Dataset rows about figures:

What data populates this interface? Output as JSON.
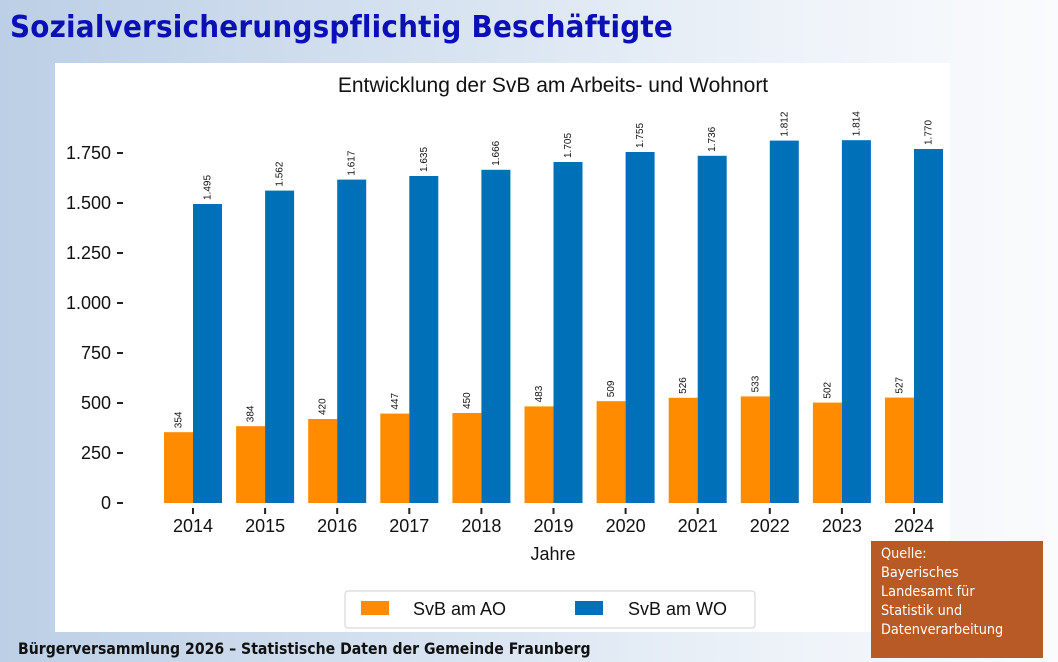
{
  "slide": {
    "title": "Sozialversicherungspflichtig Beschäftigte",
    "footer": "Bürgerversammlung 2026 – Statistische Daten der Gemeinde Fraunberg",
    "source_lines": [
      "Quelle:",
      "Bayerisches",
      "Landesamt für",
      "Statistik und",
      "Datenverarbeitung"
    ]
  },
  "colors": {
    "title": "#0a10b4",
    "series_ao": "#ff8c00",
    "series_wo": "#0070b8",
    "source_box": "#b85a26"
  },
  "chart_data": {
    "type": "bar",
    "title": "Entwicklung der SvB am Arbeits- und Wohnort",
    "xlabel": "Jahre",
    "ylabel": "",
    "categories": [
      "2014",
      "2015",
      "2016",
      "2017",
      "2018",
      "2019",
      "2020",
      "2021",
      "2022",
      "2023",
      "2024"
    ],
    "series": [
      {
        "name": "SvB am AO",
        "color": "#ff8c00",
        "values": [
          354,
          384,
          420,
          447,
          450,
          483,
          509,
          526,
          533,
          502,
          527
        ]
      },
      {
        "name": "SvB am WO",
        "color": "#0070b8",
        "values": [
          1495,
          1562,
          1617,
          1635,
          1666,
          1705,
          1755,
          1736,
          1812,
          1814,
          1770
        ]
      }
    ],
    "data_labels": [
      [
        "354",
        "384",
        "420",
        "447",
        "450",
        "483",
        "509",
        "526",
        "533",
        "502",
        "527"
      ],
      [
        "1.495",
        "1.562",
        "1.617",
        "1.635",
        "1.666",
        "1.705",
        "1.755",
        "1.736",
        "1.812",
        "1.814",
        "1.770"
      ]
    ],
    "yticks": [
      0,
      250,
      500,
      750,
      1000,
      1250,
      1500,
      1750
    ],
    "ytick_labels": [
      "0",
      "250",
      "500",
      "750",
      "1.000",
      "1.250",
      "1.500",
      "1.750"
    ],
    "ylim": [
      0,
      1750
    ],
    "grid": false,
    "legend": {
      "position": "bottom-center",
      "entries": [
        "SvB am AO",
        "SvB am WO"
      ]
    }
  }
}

§ **Task requirements**
Your copy of the data should match it exactly, except that pictures are left out.

§ **Answer to this problem**
What data populates this interface? Output as JSON.
{
  "slide": {
    "title": "Sozialversicherungspflichtig Beschäftigte",
    "footer": "Bürgerversammlung 2026 – Statistische Daten der Gemeinde Fraunberg",
    "source_lines": [
      "Quelle:",
      "Bayerisches",
      "Landesamt für",
      "Statistik und",
      "Datenverarbeitung"
    ]
  },
  "colors": {
    "title": "#0a10b4",
    "series_ao": "#ff8c00",
    "series_wo": "#0070b8",
    "source_box": "#b85a26"
  },
  "chart_data": {
    "type": "bar",
    "title": "Entwicklung der SvB am Arbeits- und Wohnort",
    "xlabel": "Jahre",
    "ylabel": "",
    "categories": [
      "2014",
      "2015",
      "2016",
      "2017",
      "2018",
      "2019",
      "2020",
      "2021",
      "2022",
      "2023",
      "2024"
    ],
    "series": [
      {
        "name": "SvB am AO",
        "color": "#ff8c00",
        "values": [
          354,
          384,
          420,
          447,
          450,
          483,
          509,
          526,
          533,
          502,
          527
        ]
      },
      {
        "name": "SvB am WO",
        "color": "#0070b8",
        "values": [
          1495,
          1562,
          1617,
          1635,
          1666,
          1705,
          1755,
          1736,
          1812,
          1814,
          1770
        ]
      }
    ],
    "data_labels": [
      [
        "354",
        "384",
        "420",
        "447",
        "450",
        "483",
        "509",
        "526",
        "533",
        "502",
        "527"
      ],
      [
        "1.495",
        "1.562",
        "1.617",
        "1.635",
        "1.666",
        "1.705",
        "1.755",
        "1.736",
        "1.812",
        "1.814",
        "1.770"
      ]
    ],
    "yticks": [
      0,
      250,
      500,
      750,
      1000,
      1250,
      1500,
      1750
    ],
    "ytick_labels": [
      "0",
      "250",
      "500",
      "750",
      "1.000",
      "1.250",
      "1.500",
      "1.750"
    ],
    "ylim": [
      0,
      1750
    ],
    "grid": false,
    "legend": {
      "position": "bottom-center",
      "entries": [
        "SvB am AO",
        "SvB am WO"
      ]
    }
  }
}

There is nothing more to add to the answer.